### Text passage

An erroneous rejection of nomination affects not merely the rights of a candidate but the structure of the election.
4 min readJun 22, 2026 06:34 AM IST
First published on: Jun 22, 2026 at 06:34 AM IST
The controversy over the rejection of a nomination paper in the recent Rajya Sabha election from Madhya Pradesh raises an important constitutional question: How should the legal system respond when a returning officer (RO) is alleged to have unlawfully excluded a candidate from an election, yet the constitutional commitment to uninterrupted elections restricts judicial intervention until the electoral process is over?
The issue highlights a tension in election law. The Constitution seeks to ensure that elections proceed without disruption and are conducted in accordance with law. These objectives are complementary in theory but can occasionally come into conflict. The conventional constitutional response is found in Article 329(b), which generally bars judicial interference in electoral matters once the election process has begun. It channels disputes into an election petition after the declaration of results. This principle, upheld by the Supreme Court, serves an important democratic purpose. Elections cannot be subjected to litigation at every intermediate stage. Yet Article 329 was never intended to create a zone of immunity for electoral illegality.
An erroneous rejection of nomination affects not merely the rights of a candidate but the structure of the election. After polling, the consequences of such exclusion may become difficult to remedy in a meaningful way. The question is whether the constitutional framework provides a corrective mechanism.
The answer may lie in a fuller understanding of Article 324 — it vests in the Election Commission of India the “superintendence, direction and control” of elections. Judicial decisions have recognised that Article 324’s supervisory authority enables the ECI to safeguard the integrity of the electoral process. Although ROs exercise statutory powers under the Representation of the People Act, they do so under the ECI’s constitutional control. If the body has the authority to supervise electoral conduct, ensure compliance with election law and even countermand elections in exceptional circumstances, it is difficult to conclude that it lacks the power to correct a legal error by an RO in the scrutiny of nominations.
Such oversight need not assume the character of conventional appellate jurisdiction. Every dissatisfied candidate cannot be permitted to seek the reconsideration of routine factual determinations. However, a limited revisional jurisdiction to correct jurisdictional errors, manifest illegality, or clear misinterpretation of statutory provisions would enable serious legal disputes to be resolved promptly before polling and, more importantly, harmonise Articles 324 and 329.

### Excerpted data
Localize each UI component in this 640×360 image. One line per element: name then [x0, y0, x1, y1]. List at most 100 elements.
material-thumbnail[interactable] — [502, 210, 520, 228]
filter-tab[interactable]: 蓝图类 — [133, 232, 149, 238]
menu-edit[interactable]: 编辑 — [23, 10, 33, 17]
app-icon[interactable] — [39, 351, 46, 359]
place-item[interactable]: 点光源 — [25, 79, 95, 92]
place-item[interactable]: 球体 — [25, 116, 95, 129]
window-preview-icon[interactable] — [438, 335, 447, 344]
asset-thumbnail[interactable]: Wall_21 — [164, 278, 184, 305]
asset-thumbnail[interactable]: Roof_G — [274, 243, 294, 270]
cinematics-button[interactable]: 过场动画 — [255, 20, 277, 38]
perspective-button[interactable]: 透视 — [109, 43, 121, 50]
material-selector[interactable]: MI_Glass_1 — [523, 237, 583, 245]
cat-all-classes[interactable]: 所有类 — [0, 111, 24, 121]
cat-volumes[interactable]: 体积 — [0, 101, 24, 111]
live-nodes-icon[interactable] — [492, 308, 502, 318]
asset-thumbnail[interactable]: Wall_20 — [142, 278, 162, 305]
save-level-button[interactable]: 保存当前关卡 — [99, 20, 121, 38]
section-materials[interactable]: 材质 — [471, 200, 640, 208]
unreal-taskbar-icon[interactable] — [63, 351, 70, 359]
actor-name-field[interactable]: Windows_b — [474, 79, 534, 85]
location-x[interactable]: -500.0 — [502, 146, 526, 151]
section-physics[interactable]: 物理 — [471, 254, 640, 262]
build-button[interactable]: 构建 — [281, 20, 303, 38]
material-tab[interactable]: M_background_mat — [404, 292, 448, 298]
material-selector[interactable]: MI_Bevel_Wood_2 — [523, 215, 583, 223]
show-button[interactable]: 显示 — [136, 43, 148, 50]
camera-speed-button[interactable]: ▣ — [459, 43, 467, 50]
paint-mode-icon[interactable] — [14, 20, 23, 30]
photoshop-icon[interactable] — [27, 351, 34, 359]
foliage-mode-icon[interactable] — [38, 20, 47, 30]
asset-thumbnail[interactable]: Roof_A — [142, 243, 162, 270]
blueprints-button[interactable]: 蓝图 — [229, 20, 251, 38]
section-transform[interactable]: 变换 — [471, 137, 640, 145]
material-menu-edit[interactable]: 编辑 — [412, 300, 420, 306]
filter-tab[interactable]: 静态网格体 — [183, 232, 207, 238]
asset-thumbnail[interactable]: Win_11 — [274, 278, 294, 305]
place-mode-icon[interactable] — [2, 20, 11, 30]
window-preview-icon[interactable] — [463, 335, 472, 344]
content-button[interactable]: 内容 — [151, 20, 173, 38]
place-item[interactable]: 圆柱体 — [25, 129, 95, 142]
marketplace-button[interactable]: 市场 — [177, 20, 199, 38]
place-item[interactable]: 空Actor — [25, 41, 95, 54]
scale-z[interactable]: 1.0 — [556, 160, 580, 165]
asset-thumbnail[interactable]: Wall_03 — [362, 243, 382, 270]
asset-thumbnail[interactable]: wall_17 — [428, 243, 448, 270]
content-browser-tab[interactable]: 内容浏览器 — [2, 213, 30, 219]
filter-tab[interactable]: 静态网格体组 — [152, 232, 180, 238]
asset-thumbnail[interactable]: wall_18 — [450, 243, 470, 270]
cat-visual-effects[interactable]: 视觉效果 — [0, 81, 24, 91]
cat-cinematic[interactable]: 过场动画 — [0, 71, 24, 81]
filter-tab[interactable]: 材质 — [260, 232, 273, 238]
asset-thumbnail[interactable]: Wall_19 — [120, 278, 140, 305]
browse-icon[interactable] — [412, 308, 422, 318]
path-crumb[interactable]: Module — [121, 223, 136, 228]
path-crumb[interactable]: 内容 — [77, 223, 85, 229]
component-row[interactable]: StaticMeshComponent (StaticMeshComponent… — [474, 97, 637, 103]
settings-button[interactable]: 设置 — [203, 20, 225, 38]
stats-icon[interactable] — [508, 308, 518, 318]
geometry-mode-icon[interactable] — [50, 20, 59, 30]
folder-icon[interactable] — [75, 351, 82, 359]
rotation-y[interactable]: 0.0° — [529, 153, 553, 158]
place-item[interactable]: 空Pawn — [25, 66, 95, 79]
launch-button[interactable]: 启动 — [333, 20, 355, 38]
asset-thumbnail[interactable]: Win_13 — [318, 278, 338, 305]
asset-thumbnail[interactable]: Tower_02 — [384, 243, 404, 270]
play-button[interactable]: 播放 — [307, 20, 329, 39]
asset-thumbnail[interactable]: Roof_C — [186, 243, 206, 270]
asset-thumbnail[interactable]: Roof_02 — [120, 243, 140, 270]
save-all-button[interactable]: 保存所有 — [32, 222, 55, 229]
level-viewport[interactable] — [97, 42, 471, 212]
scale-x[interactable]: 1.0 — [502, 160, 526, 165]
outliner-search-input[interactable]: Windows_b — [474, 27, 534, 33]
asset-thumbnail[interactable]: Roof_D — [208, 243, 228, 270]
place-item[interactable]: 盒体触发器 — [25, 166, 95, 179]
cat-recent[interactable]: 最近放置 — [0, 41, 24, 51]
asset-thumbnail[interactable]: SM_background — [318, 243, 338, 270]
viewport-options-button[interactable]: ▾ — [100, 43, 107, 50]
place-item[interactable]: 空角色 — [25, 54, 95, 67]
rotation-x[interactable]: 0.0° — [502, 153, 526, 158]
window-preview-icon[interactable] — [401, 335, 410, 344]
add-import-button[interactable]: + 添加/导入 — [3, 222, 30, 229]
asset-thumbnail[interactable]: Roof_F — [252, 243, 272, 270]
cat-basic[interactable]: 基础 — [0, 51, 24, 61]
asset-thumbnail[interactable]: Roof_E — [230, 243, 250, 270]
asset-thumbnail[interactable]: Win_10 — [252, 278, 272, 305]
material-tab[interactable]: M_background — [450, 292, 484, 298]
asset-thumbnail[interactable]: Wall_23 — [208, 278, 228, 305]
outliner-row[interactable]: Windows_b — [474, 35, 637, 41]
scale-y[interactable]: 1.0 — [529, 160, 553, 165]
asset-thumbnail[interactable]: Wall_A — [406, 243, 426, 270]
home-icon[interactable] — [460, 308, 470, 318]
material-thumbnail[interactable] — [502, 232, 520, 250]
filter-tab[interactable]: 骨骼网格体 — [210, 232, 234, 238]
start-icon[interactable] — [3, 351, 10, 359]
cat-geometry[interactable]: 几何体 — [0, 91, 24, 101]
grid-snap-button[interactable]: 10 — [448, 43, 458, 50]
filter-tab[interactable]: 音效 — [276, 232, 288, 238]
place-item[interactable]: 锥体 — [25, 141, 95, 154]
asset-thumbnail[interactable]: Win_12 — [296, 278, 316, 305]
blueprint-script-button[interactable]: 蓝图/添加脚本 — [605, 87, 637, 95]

### What is expected
Carry on the commentary on the rejected Rajya Sabha nomination from the point where it stops.

### Task response
The SC’s cautious approach was justified. However, constitutional adjudication must remain attentive to the efficacy of remedies. Election petitions are often decided after substantial delays. By the time a final judgment is rendered, elected representatives may have served a significant part of their term. Political alignments may have shifted. Members of the electoral college may have resigned, died or become disqualified. A successful petition may establish a legal wrong but offer little practical means of correcting it.
That’s why Article 142 is relevant — it empowers the SC to pass such orders as may be necessary for doing complete justice in a matter before it. It is not a licence to disregard constitutional limitations, nor can it routinely displace statutory remedies. It exists for exceptional situations. Where a candidate alleges exclusion on a ground that is ex-facie contrary to law, where the ECI has not exercised corrective supervision under Article 324, and where postponing scrutiny until an election petition may render effective relief impossible, a carefully tailored exercise of Article 142 may be constitutionally defensible. This would not amount to repudiating Article 329, but an attempt to reconcile the constitutional commitment to electoral continuity with the equally important commitment to meaningful justice.
The controversy reveals a structural gap. The challenge is not to choose between the three articles, but to harmonise them.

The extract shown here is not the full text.